= Exercise prompt =
Below is a set of records; restate each one word for word.

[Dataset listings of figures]

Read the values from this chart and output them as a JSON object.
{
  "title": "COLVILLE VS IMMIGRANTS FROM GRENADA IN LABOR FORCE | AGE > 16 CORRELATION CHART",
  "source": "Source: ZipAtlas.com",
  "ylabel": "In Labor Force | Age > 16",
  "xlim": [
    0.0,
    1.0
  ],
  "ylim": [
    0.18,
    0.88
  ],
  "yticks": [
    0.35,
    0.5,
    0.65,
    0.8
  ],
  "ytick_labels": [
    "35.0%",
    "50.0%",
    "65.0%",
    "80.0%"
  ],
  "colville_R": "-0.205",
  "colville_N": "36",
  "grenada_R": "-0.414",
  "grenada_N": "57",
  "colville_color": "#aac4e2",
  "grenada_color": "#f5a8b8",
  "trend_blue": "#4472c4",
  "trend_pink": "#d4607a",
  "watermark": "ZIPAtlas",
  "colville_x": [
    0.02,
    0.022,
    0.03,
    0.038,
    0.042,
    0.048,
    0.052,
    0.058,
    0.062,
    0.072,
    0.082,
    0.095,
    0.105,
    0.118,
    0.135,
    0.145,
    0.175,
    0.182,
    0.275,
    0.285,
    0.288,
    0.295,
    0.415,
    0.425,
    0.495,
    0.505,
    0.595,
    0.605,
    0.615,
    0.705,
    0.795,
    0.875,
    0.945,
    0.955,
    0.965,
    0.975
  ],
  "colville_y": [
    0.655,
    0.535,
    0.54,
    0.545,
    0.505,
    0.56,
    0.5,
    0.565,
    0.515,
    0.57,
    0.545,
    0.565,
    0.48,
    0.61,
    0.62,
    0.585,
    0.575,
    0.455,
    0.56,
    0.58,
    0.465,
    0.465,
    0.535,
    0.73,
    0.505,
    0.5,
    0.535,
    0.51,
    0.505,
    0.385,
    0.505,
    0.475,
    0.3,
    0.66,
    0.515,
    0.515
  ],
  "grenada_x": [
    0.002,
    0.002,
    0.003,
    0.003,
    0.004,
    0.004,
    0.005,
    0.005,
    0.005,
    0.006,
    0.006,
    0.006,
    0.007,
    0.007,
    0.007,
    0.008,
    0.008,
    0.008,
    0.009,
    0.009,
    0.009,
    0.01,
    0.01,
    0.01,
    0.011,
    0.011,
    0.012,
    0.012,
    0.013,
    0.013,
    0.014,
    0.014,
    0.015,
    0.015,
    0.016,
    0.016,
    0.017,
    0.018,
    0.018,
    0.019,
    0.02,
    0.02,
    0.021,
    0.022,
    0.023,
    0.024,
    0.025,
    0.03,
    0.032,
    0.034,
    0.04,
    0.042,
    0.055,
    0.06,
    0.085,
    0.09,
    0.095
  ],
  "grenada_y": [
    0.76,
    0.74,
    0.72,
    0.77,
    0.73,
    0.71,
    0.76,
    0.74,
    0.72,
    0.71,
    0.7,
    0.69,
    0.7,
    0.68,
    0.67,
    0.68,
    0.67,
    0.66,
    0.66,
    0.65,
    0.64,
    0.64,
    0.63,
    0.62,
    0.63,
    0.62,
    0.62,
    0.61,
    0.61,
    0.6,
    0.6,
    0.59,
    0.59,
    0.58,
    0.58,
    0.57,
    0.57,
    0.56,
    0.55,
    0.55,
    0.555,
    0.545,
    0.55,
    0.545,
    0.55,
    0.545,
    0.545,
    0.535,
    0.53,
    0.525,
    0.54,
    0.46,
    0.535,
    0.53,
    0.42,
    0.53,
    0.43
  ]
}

= Exercise result =
Read the values from this chart and output them as a JSON object.
{
  "title": "COLVILLE VS IMMIGRANTS FROM GRENADA IN LABOR FORCE | AGE > 16 CORRELATION CHART",
  "source": "Source: ZipAtlas.com",
  "ylabel": "In Labor Force | Age > 16",
  "xlim": [
    0.0,
    1.0
  ],
  "ylim": [
    0.18,
    0.88
  ],
  "yticks": [
    0.35,
    0.5,
    0.65,
    0.8
  ],
  "ytick_labels": [
    "35.0%",
    "50.0%",
    "65.0%",
    "80.0%"
  ],
  "colville_R": "-0.205",
  "colville_N": "36",
  "grenada_R": "-0.414",
  "grenada_N": "57",
  "colville_color": "#aac4e2",
  "grenada_color": "#f5a8b8",
  "trend_blue": "#4472c4",
  "trend_pink": "#d4607a",
  "watermark": "ZIPAtlas",
  "colville_x": [
    0.02,
    0.022,
    0.03,
    0.038,
    0.042,
    0.048,
    0.052,
    0.058,
    0.062,
    0.072,
    0.082,
    0.095,
    0.105,
    0.118,
    0.135,
    0.145,
    0.175,
    0.182,
    0.275,
    0.285,
    0.288,
    0.295,
    0.415,
    0.425,
    0.495,
    0.505,
    0.595,
    0.605,
    0.615,
    0.705,
    0.795,
    0.875,
    0.945,
    0.955,
    0.965,
    0.975
  ],
  "colville_y": [
    0.655,
    0.535,
    0.54,
    0.545,
    0.505,
    0.56,
    0.5,
    0.565,
    0.515,
    0.57,
    0.545,
    0.565,
    0.48,
    0.61,
    0.62,
    0.585,
    0.575,
    0.455,
    0.56,
    0.58,
    0.465,
    0.465,
    0.535,
    0.73,
    0.505,
    0.5,
    0.535,
    0.51,
    0.505,
    0.385,
    0.505,
    0.475,
    0.3,
    0.66,
    0.515,
    0.515
  ],
  "grenada_x": [
    0.002,
    0.002,
    0.003,
    0.003,
    0.004,
    0.004,
    0.005,
    0.005,
    0.005,
    0.006,
    0.006,
    0.006,
    0.007,
    0.007,
    0.007,
    0.008,
    0.008,
    0.008,
    0.009,
    0.009,
    0.009,
    0.01,
    0.01,
    0.01,
    0.011,
    0.011,
    0.012,
    0.012,
    0.013,
    0.013,
    0.014,
    0.014,
    0.015,
    0.015,
    0.016,
    0.016,
    0.017,
    0.018,
    0.018,
    0.019,
    0.02,
    0.02,
    0.021,
    0.022,
    0.023,
    0.024,
    0.025,
    0.03,
    0.032,
    0.034,
    0.04,
    0.042,
    0.055,
    0.06,
    0.085,
    0.09,
    0.095
  ],
  "grenada_y": [
    0.76,
    0.74,
    0.72,
    0.77,
    0.73,
    0.71,
    0.76,
    0.74,
    0.72,
    0.71,
    0.7,
    0.69,
    0.7,
    0.68,
    0.67,
    0.68,
    0.67,
    0.66,
    0.66,
    0.65,
    0.64,
    0.64,
    0.63,
    0.62,
    0.63,
    0.62,
    0.62,
    0.61,
    0.61,
    0.6,
    0.6,
    0.59,
    0.59,
    0.58,
    0.58,
    0.57,
    0.57,
    0.56,
    0.55,
    0.55,
    0.555,
    0.545,
    0.55,
    0.545,
    0.55,
    0.545,
    0.545,
    0.535,
    0.53,
    0.525,
    0.54,
    0.46,
    0.535,
    0.53,
    0.42,
    0.53,
    0.43
  ]
}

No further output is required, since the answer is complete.